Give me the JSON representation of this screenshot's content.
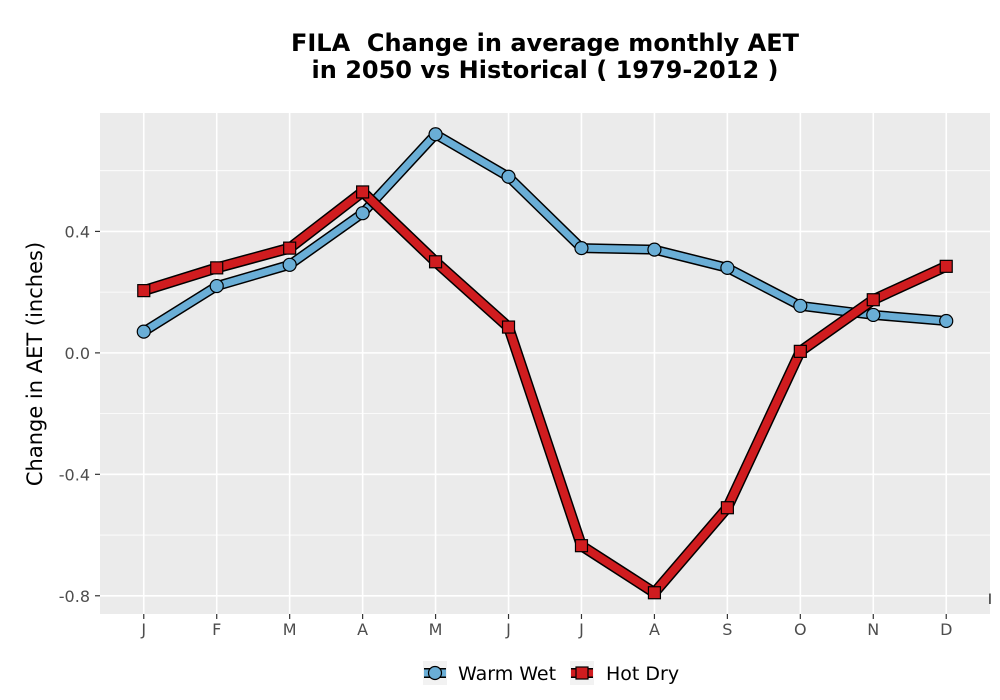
{
  "chart_data": {
    "type": "line",
    "title_lines": [
      "FILA  Change in average monthly AET",
      "in 2050 vs Historical ( 1979-2012 )"
    ],
    "xlabel": "",
    "ylabel": "Change in AET (inches)",
    "categories": [
      "J",
      "F",
      "M",
      "A",
      "M",
      "J",
      "J",
      "A",
      "S",
      "O",
      "N",
      "D"
    ],
    "ylim": [
      -0.86,
      0.79
    ],
    "yticks": [
      -0.8,
      -0.4,
      0.0,
      0.4
    ],
    "ytick_labels": [
      "-0.8",
      "-0.4",
      "0.0",
      "0.4"
    ],
    "grid": true,
    "legend_position": "bottom",
    "series": [
      {
        "name": "Warm Wet",
        "color": "#6aaed6",
        "marker": "circle",
        "values": [
          0.07,
          0.22,
          0.29,
          0.46,
          0.72,
          0.58,
          0.345,
          0.34,
          0.28,
          0.155,
          0.125,
          0.105
        ]
      },
      {
        "name": "Hot Dry",
        "color": "#d01c1f",
        "marker": "square",
        "values": [
          0.205,
          0.28,
          0.345,
          0.53,
          0.3,
          0.085,
          -0.635,
          -0.79,
          -0.51,
          0.005,
          0.175,
          0.285
        ]
      }
    ],
    "stray_mark": "I"
  }
}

→ Set task: All of the material above is to be copied exactly, except for its images.

→ The reply:
Give me the JSON representation of this screenshot's content.
{
  "chart_data": {
    "type": "line",
    "title_lines": [
      "FILA  Change in average monthly AET",
      "in 2050 vs Historical ( 1979-2012 )"
    ],
    "xlabel": "",
    "ylabel": "Change in AET (inches)",
    "categories": [
      "J",
      "F",
      "M",
      "A",
      "M",
      "J",
      "J",
      "A",
      "S",
      "O",
      "N",
      "D"
    ],
    "ylim": [
      -0.86,
      0.79
    ],
    "yticks": [
      -0.8,
      -0.4,
      0.0,
      0.4
    ],
    "ytick_labels": [
      "-0.8",
      "-0.4",
      "0.0",
      "0.4"
    ],
    "grid": true,
    "legend_position": "bottom",
    "series": [
      {
        "name": "Warm Wet",
        "color": "#6aaed6",
        "marker": "circle",
        "values": [
          0.07,
          0.22,
          0.29,
          0.46,
          0.72,
          0.58,
          0.345,
          0.34,
          0.28,
          0.155,
          0.125,
          0.105
        ]
      },
      {
        "name": "Hot Dry",
        "color": "#d01c1f",
        "marker": "square",
        "values": [
          0.205,
          0.28,
          0.345,
          0.53,
          0.3,
          0.085,
          -0.635,
          -0.79,
          -0.51,
          0.005,
          0.175,
          0.285
        ]
      }
    ],
    "stray_mark": "I"
  }
}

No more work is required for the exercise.